Stated task:
Show every line in the entries below where the word "Anlage" appears.
## start Information supplied
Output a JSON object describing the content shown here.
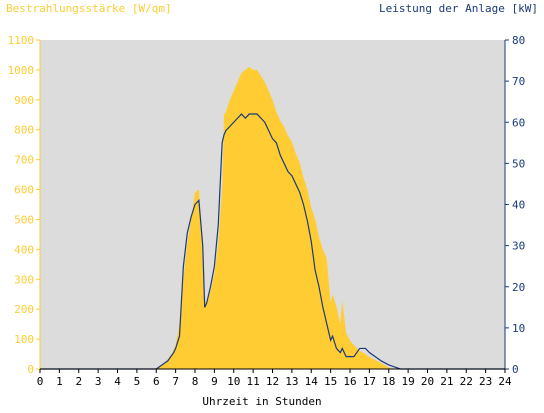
{
  "colors": {
    "plot_bg": "#dcdcdc",
    "irradiance": "#ffcc33",
    "power": "#1a3a7a",
    "bottom_text": "#000000"
  },
  "chart_data": {
    "type": "area",
    "xlabel": "Uhrzeit in Stunden",
    "ylabel_left": "Bestrahlungsstärke [W/qm]",
    "ylabel_right": "Leistung der Anlage [kW]",
    "xlim": [
      0,
      24
    ],
    "ylim_left": [
      0,
      1100
    ],
    "ylim_right": [
      0,
      80
    ],
    "x_ticks": [
      0,
      1,
      2,
      3,
      4,
      5,
      6,
      7,
      8,
      9,
      10,
      11,
      12,
      13,
      14,
      15,
      16,
      17,
      18,
      19,
      20,
      21,
      22,
      23,
      24
    ],
    "y_ticks_left": [
      0,
      100,
      200,
      300,
      400,
      500,
      600,
      700,
      800,
      900,
      1000,
      1100
    ],
    "y_ticks_right": [
      0,
      10,
      20,
      30,
      40,
      50,
      60,
      70,
      80
    ],
    "grid": false,
    "series": [
      {
        "name": "Bestrahlungsstärke [W/qm]",
        "axis": "left",
        "kind": "area",
        "x": [
          0,
          5.9,
          6.2,
          6.5,
          6.8,
          7.0,
          7.2,
          7.4,
          7.6,
          7.8,
          8.0,
          8.2,
          8.4,
          8.5,
          8.6,
          8.8,
          9.0,
          9.2,
          9.4,
          9.5,
          9.6,
          9.8,
          10.0,
          10.2,
          10.4,
          10.6,
          10.8,
          11.0,
          11.2,
          11.4,
          11.6,
          11.8,
          12.0,
          12.2,
          12.4,
          12.6,
          12.8,
          13.0,
          13.2,
          13.4,
          13.6,
          13.8,
          14.0,
          14.2,
          14.4,
          14.6,
          14.8,
          15.0,
          15.1,
          15.3,
          15.5,
          15.6,
          15.8,
          16.0,
          16.2,
          16.5,
          16.8,
          17.0,
          17.3,
          17.6,
          18.0,
          18.3,
          18.6,
          18.9,
          19.1,
          24
        ],
        "y": [
          0,
          0,
          10,
          25,
          50,
          80,
          150,
          300,
          420,
          500,
          590,
          600,
          420,
          230,
          220,
          260,
          320,
          420,
          600,
          850,
          860,
          900,
          930,
          960,
          990,
          1000,
          1010,
          1000,
          1000,
          980,
          960,
          930,
          900,
          860,
          830,
          810,
          780,
          760,
          720,
          690,
          640,
          600,
          540,
          500,
          440,
          400,
          370,
          220,
          250,
          210,
          150,
          230,
          120,
          95,
          80,
          60,
          50,
          40,
          30,
          20,
          5,
          0,
          0,
          0,
          0,
          0
        ]
      },
      {
        "name": "Leistung der Anlage [kW]",
        "axis": "right",
        "kind": "line",
        "x": [
          0,
          6.0,
          6.3,
          6.6,
          6.9,
          7.0,
          7.2,
          7.4,
          7.6,
          7.8,
          8.0,
          8.2,
          8.4,
          8.5,
          8.6,
          8.8,
          9.0,
          9.2,
          9.4,
          9.5,
          9.6,
          9.8,
          10.0,
          10.2,
          10.4,
          10.6,
          10.8,
          11.0,
          11.2,
          11.4,
          11.6,
          11.8,
          12.0,
          12.2,
          12.4,
          12.6,
          12.8,
          13.0,
          13.2,
          13.4,
          13.6,
          13.8,
          14.0,
          14.2,
          14.4,
          14.6,
          14.8,
          15.0,
          15.1,
          15.3,
          15.5,
          15.6,
          15.8,
          16.0,
          16.2,
          16.5,
          16.8,
          17.0,
          17.3,
          17.6,
          18.0,
          18.3,
          18.6,
          18.9,
          19.1,
          24
        ],
        "y": [
          0,
          0,
          1,
          2,
          4,
          5,
          8,
          25,
          33,
          37,
          40,
          41,
          30,
          15,
          16,
          20,
          25,
          35,
          55,
          57,
          58,
          59,
          60,
          61,
          62,
          61,
          62,
          62,
          62,
          61,
          60,
          58,
          56,
          55,
          52,
          50,
          48,
          47,
          45,
          43,
          40,
          36,
          31,
          24,
          20,
          15,
          11,
          7,
          8,
          5,
          4,
          5,
          3,
          3,
          3,
          5,
          5,
          4,
          3,
          2,
          1,
          0.5,
          0,
          0,
          0,
          0
        ]
      }
    ]
  }
}
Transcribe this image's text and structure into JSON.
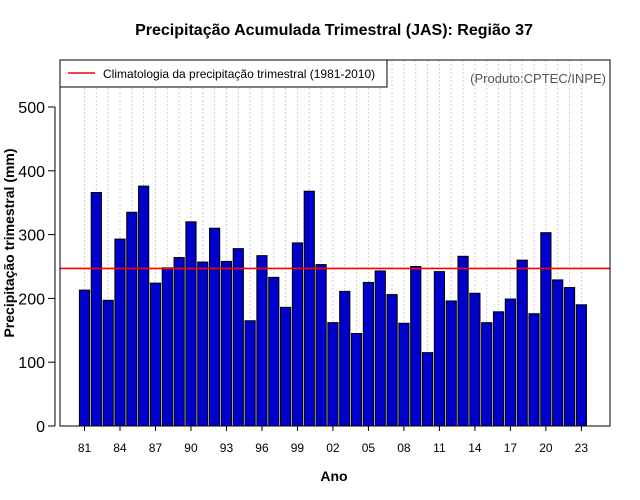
{
  "chart_data": {
    "type": "bar",
    "title": "Precipitação Acumulada Trimestral (JAS): Região 37",
    "xlabel": "Ano",
    "ylabel": "Precipitação trimestral (mm)",
    "credit": "(Produto:CPTEC/INPE)",
    "ylim": [
      0,
      560
    ],
    "yticks": [
      "0",
      "100",
      "200",
      "300",
      "400",
      "500"
    ],
    "ytick_values": [
      0,
      100,
      200,
      300,
      400,
      500
    ],
    "xtick_labels": [
      "81",
      "84",
      "87",
      "90",
      "93",
      "96",
      "99",
      "02",
      "05",
      "08",
      "11",
      "14",
      "17",
      "20",
      "23"
    ],
    "xtick_indices": [
      0,
      3,
      6,
      9,
      12,
      15,
      18,
      21,
      24,
      27,
      30,
      33,
      36,
      39,
      42
    ],
    "categories": [
      "1981",
      "1982",
      "1983",
      "1984",
      "1985",
      "1986",
      "1987",
      "1988",
      "1989",
      "1990",
      "1991",
      "1992",
      "1993",
      "1994",
      "1995",
      "1996",
      "1997",
      "1998",
      "1999",
      "2000",
      "2001",
      "2002",
      "2003",
      "2004",
      "2005",
      "2006",
      "2007",
      "2008",
      "2009",
      "2010",
      "2011",
      "2012",
      "2013",
      "2014",
      "2015",
      "2016",
      "2017",
      "2018",
      "2019",
      "2020",
      "2021",
      "2022",
      "2023"
    ],
    "values": [
      213,
      366,
      197,
      293,
      335,
      376,
      224,
      248,
      264,
      320,
      257,
      310,
      258,
      278,
      165,
      267,
      233,
      186,
      287,
      368,
      253,
      162,
      211,
      145,
      225,
      243,
      206,
      161,
      250,
      115,
      242,
      196,
      266,
      208,
      162,
      179,
      199,
      260,
      176,
      303,
      229,
      217,
      190
    ],
    "series_name": "Precipitação trimestral",
    "climatology": {
      "label": "Climatologia da precipitação trimestral (1981-2010)",
      "value": 247
    },
    "bar_color": "#0000cd",
    "climatology_color": "#ff0000",
    "grid_color": "#cfcfcf"
  }
}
## end Information supplied
Exercise solution:
    "ylabel_right": "Leistung der Anlage [kW]",
        "name": "Leistung der Anlage [kW]",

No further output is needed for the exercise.